__Problem to solve__. Pull every "CORRELATION" line out of the data below.

= = = = =

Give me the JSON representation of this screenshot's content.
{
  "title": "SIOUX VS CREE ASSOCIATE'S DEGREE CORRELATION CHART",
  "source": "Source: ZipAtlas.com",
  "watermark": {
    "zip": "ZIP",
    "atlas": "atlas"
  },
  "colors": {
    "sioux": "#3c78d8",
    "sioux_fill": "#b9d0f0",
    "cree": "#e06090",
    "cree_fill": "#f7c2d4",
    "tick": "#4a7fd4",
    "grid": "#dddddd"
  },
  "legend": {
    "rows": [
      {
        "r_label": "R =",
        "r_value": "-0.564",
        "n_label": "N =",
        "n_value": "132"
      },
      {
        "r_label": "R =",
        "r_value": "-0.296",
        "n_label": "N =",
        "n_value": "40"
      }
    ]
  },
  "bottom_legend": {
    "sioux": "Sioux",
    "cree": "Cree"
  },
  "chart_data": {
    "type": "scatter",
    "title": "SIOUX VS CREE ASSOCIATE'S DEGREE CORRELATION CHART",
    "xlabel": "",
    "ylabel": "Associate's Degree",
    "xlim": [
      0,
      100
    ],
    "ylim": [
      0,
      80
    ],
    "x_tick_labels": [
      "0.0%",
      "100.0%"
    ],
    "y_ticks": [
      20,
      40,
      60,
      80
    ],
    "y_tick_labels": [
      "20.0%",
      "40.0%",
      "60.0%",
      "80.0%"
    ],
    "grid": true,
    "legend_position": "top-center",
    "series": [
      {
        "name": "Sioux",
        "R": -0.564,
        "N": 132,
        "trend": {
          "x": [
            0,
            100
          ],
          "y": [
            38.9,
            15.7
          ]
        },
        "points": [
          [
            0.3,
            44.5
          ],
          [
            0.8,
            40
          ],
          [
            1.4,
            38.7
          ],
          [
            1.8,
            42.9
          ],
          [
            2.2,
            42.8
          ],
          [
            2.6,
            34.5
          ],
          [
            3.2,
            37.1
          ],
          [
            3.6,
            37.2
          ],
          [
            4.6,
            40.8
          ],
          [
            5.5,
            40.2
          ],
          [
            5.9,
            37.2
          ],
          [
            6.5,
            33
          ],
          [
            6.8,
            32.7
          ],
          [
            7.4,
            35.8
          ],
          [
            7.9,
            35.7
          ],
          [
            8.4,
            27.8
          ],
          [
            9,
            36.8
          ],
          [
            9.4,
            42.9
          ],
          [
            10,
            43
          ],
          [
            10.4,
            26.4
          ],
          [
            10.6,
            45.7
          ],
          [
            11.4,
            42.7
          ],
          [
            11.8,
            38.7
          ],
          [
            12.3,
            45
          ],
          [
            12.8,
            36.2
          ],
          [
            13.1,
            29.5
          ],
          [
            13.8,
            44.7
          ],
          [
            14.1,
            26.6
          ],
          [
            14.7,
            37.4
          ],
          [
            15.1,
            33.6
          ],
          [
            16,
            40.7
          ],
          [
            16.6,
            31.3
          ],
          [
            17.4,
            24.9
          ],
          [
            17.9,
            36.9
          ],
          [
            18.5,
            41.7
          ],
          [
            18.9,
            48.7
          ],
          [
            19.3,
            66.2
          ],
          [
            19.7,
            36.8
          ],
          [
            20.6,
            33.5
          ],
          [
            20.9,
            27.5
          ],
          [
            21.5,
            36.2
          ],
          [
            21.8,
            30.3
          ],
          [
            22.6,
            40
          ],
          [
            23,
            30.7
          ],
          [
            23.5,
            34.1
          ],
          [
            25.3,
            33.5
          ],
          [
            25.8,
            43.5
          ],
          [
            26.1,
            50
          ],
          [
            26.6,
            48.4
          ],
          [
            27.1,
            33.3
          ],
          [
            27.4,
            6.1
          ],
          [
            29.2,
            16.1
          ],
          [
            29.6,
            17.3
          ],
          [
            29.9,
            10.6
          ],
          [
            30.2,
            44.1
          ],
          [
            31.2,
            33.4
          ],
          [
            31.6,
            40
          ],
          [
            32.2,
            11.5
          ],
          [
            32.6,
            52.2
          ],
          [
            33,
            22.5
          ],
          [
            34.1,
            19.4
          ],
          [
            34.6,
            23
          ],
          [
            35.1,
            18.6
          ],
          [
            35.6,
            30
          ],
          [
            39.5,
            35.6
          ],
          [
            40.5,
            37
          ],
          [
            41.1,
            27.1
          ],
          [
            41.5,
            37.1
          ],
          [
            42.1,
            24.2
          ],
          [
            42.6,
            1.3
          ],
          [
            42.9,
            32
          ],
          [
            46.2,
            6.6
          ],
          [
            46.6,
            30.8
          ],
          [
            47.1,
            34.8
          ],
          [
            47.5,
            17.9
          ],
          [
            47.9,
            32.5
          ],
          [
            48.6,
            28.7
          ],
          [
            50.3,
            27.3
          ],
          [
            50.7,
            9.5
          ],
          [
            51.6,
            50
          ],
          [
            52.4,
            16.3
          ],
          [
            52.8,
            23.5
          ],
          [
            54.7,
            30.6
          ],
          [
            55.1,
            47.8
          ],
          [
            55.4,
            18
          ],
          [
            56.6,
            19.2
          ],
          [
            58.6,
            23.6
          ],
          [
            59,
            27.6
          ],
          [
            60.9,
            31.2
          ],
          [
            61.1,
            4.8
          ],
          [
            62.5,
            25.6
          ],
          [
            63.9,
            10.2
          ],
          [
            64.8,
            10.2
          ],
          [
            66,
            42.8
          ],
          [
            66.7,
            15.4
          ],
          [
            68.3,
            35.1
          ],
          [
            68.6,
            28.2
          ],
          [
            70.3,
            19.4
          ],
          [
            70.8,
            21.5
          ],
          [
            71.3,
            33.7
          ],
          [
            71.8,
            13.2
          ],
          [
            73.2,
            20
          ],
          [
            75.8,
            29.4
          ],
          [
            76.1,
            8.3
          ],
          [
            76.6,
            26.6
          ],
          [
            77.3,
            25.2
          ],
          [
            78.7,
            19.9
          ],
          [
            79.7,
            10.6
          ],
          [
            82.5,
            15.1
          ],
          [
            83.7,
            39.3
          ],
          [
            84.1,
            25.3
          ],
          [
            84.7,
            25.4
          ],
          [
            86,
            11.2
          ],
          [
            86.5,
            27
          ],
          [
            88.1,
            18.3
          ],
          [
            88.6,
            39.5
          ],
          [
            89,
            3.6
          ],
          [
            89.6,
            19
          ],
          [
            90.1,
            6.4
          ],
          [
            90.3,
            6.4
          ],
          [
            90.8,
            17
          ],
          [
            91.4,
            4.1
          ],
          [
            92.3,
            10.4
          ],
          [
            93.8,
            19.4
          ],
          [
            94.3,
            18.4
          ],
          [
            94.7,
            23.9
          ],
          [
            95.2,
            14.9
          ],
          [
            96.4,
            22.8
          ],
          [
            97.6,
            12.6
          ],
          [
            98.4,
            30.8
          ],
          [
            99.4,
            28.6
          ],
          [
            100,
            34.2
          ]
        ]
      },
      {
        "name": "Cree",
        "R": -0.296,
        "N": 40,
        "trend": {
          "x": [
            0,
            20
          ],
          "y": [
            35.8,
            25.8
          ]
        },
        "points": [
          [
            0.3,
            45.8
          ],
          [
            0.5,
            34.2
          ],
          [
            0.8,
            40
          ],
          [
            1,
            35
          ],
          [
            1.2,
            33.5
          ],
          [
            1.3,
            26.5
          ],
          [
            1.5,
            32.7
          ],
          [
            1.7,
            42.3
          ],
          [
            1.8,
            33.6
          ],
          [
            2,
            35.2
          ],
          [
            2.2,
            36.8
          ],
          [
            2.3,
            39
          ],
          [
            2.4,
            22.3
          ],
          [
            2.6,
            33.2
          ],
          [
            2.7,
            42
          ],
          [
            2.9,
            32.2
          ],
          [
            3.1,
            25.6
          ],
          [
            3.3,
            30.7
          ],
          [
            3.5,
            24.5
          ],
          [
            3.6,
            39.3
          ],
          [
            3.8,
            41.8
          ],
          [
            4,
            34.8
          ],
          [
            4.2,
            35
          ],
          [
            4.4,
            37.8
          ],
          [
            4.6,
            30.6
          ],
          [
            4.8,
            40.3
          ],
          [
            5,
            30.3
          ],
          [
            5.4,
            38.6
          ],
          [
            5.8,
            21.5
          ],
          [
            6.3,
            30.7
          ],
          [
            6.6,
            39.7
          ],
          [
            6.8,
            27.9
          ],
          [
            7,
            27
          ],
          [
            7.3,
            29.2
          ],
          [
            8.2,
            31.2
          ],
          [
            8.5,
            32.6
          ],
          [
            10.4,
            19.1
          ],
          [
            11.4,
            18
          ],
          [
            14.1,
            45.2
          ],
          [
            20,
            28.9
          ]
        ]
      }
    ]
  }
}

= = = = =

__Final result__.
  "title": "SIOUX VS CREE ASSOCIATE'S DEGREE CORRELATION CHART",
    "title": "SIOUX VS CREE ASSOCIATE'S DEGREE CORRELATION CHART",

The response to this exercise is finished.